Pick out all lines with the word "小小的船" from the records that follow.

| Source data |
···
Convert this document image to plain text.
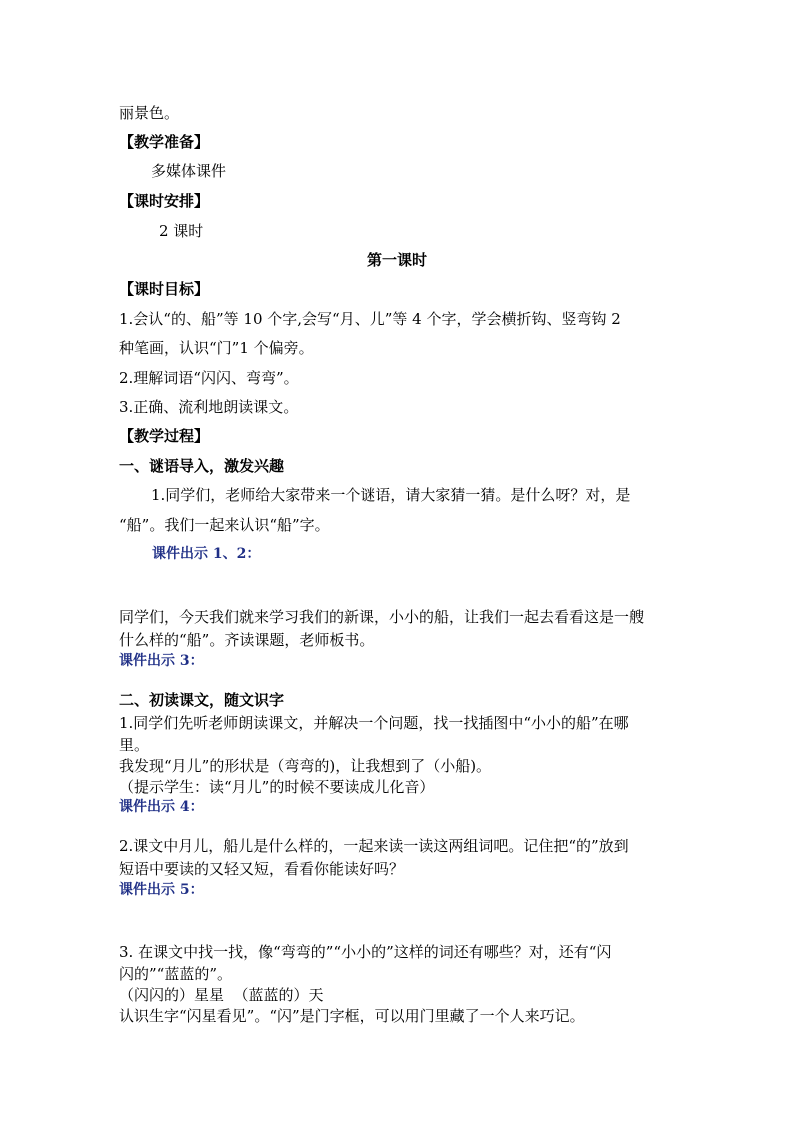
丽景色。
【教学准备】
多媒体课件
【课时安排】
2 课时
第一课时
【课时目标】
1.会认“的、船”等 10 个字,会写“月、儿”等 4 个字，学会横折钩、竖弯钩 2
种笔画，认识“门”1 个偏旁。
2.理解词语“闪闪、弯弯”。
3.正确、流利地朗读课文。
【教学过程】
一、谜语导入，激发兴趣
1.同学们，老师给大家带来一个谜语，请大家猜一猜。是什么呀？对，是
“船”。我们一起来认识“船”字。
课件出示 1、2：
同学们，今天我们就来学习我们的新课，小小的船，让我们一起去看看这是一艘
什么样的“船”。齐读课题，老师板书。
课件出示 3：
二、初读课文，随文识字
1.同学们先听老师朗读课文，并解决一个问题，找一找插图中“小小的船”在哪
里。
我发现“月儿”的形状是（弯弯的)，让我想到了（小船)。
（提示学生：读“月儿”的时候不要读成儿化音）
课件出示 4：
2.课文中月儿，船儿是什么样的，一起来读一读这两组词吧。记住把“的”放到
短语中要读的又轻又短，看看你能读好吗？
课件出示 5：
3. 在课文中找一找，像“弯弯的”“小小的”这样的词还有哪些？对，还有“闪
闪的”“蓝蓝的”。
（闪闪的）星星  （蓝蓝的）天
认识生字“闪星看见”。“闪”是门字框，可以用门里藏了一个人来巧记。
···
| Final result |
同学们，今天我们就来学习我们的新课，小小的船，让我们一起去看看这是一艘
1.同学们先听老师朗读课文，并解决一个问题，找一找插图中“小小的船”在哪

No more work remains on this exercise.